§ **Set exercise**
Provide nothing but the number of lines containing the string "evaluated".
***** Record extracts *****
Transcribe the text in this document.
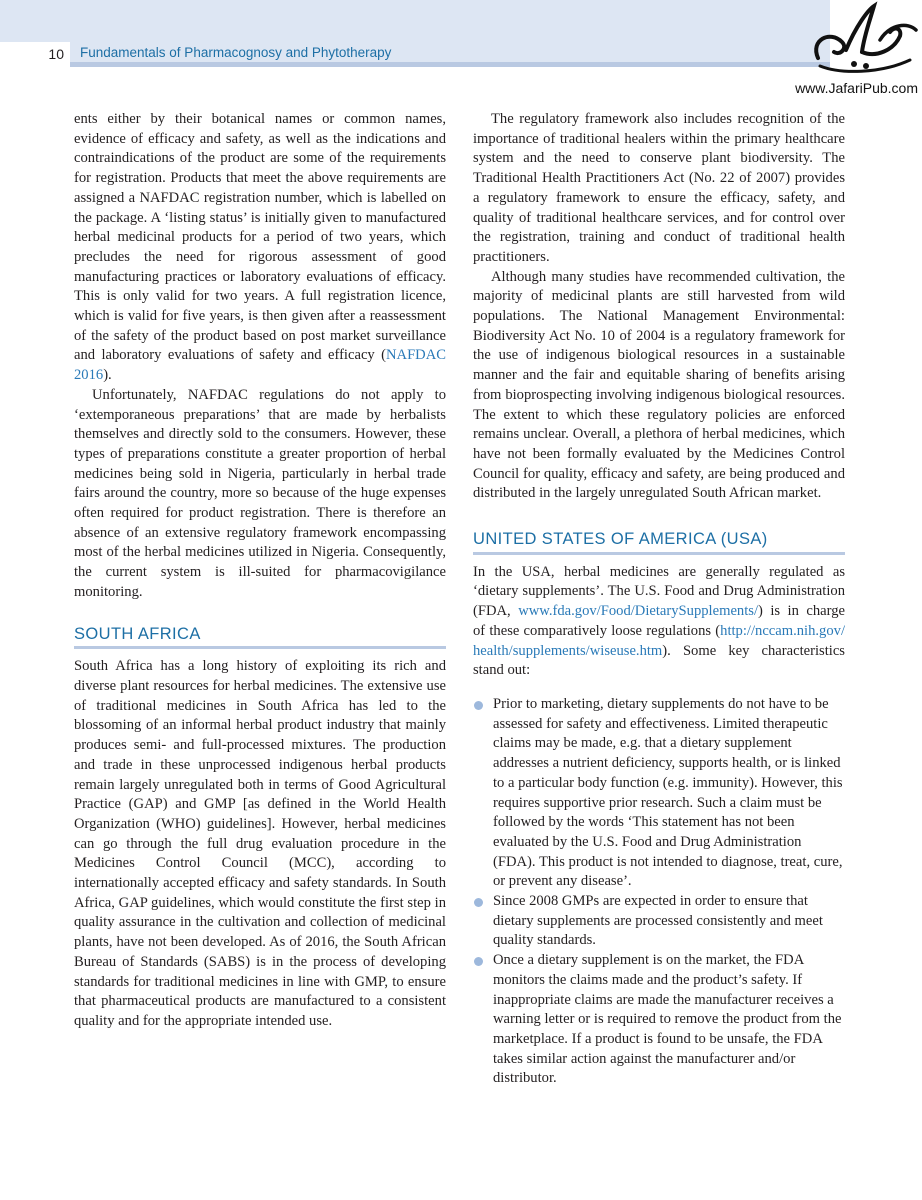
10	Fundamentals of Pharmacognosy and Phytotherapy
www.JafariPub.com

ents either by their botanical names or common names, evidence of efficacy and safety, as well as the indications and contraindications of the product are some of the requirements for registration. Products that meet the above requirements are assigned a NAFDAC registration number, which is labelled on the package. A ‘listing status’ is initially given to manufactured herbal medicinal products for a period of two years, which precludes the need for rigorous assessment of good manufacturing practices or laboratory evaluations of efficacy. This is only valid for two years. A full registration licence, which is valid for five years, is then given after a reassessment of the safety of the product based on post market surveillance and laboratory evaluations of safety and efficacy (NAFDAC 2016).

Unfortunately, NAFDAC regulations do not apply to ‘extemporaneous preparations’ that are made by herbalists themselves and directly sold to the consumers. However, these types of preparations constitute a greater proportion of herbal medicines being sold in Nigeria, particularly in herbal trade fairs around the country, more so because of the huge expenses often required for product registration. There is therefore an absence of an extensive regulatory framework encompassing most of the herbal medicines utilized in Nigeria. Consequently, the current system is ill-suited for pharmacovigilance monitoring.

SOUTH AFRICA

South Africa has a long history of exploiting its rich and diverse plant resources for herbal medicines. The extensive use of traditional medicines in South Africa has led to the blossoming of an informal herbal product industry that mainly produces semi- and full-processed mixtures. The production and trade in these unprocessed indigenous herbal products remain largely unregulated both in terms of Good Agricultural Practice (GAP) and GMP [as defined in the World Health Organization (WHO) guidelines]. However, herbal medicines can go through the full drug evaluation procedure in the Medicines Control Council (MCC), according to internationally accepted efficacy and safety standards. In South Africa, GAP guidelines, which would constitute the first step in quality assurance in the cultivation and collection of medicinal plants, have not been developed. As of 2016, the South African Bureau of Standards (SABS) is in the process of developing standards for traditional medicines in line with GMP, to ensure that pharmaceutical products are manufactured to a consistent quality and for the appropriate intended use.

The regulatory framework also includes recognition of the importance of traditional healers within the primary healthcare system and the need to conserve plant biodiversity. The Traditional Health Practitioners Act (No. 22 of 2007) provides a regulatory framework to ensure the efficacy, safety, and quality of traditional healthcare services, and for control over the registration, training and conduct of traditional health practitioners.

Although many studies have recommended cultivation, the majority of medicinal plants are still harvested from wild populations. The National Management Environmental: Biodiversity Act No. 10 of 2004 is a regulatory framework for the use of indigenous biological resources in a sustainable manner and the fair and equitable sharing of benefits arising from bioprospecting involving indigenous biological resources. The extent to which these regulatory policies are enforced remains unclear. Overall, a plethora of herbal medicines, which have not been formally evaluated by the Medicines Control Council for quality, efficacy and safety, are being produced and distributed in the largely unregulated South African market.

UNITED STATES OF AMERICA (USA)

In the USA, herbal medicines are generally regulated as ‘dietary supplements’. The U.S. Food and Drug Administration (FDA, www.fda.gov/Food/DietarySupplements/) is in charge of these comparatively loose regulations (http://nccam.nih.gov/health/supplements/wiseuse.htm). Some key characteristics stand out:

Prior to marketing, dietary supplements do not have to be assessed for safety and effectiveness. Limited therapeutic claims may be made, e.g. that a dietary supplement addresses a nutrient deficiency, supports health, or is linked to a particular body function (e.g. immunity). However, this requires supportive prior research. Such a claim must be followed by the words ‘This statement has not been evaluated by the U.S. Food and Drug Administration (FDA). This product is not intended to diagnose, treat, cure, or prevent any disease’.
Since 2008 GMPs are expected in order to ensure that dietary supplements are processed consistently and meet quality standards.
Once a dietary supplement is on the market, the FDA monitors the claims made and the product’s safety. If inappropriate claims are made the manufacturer receives a warning letter or is required to remove the product from the marketplace. If a product is found to be unsafe, the FDA takes similar action against the manufacturer and/or distributor.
*****
§ **Answer to the problem**
2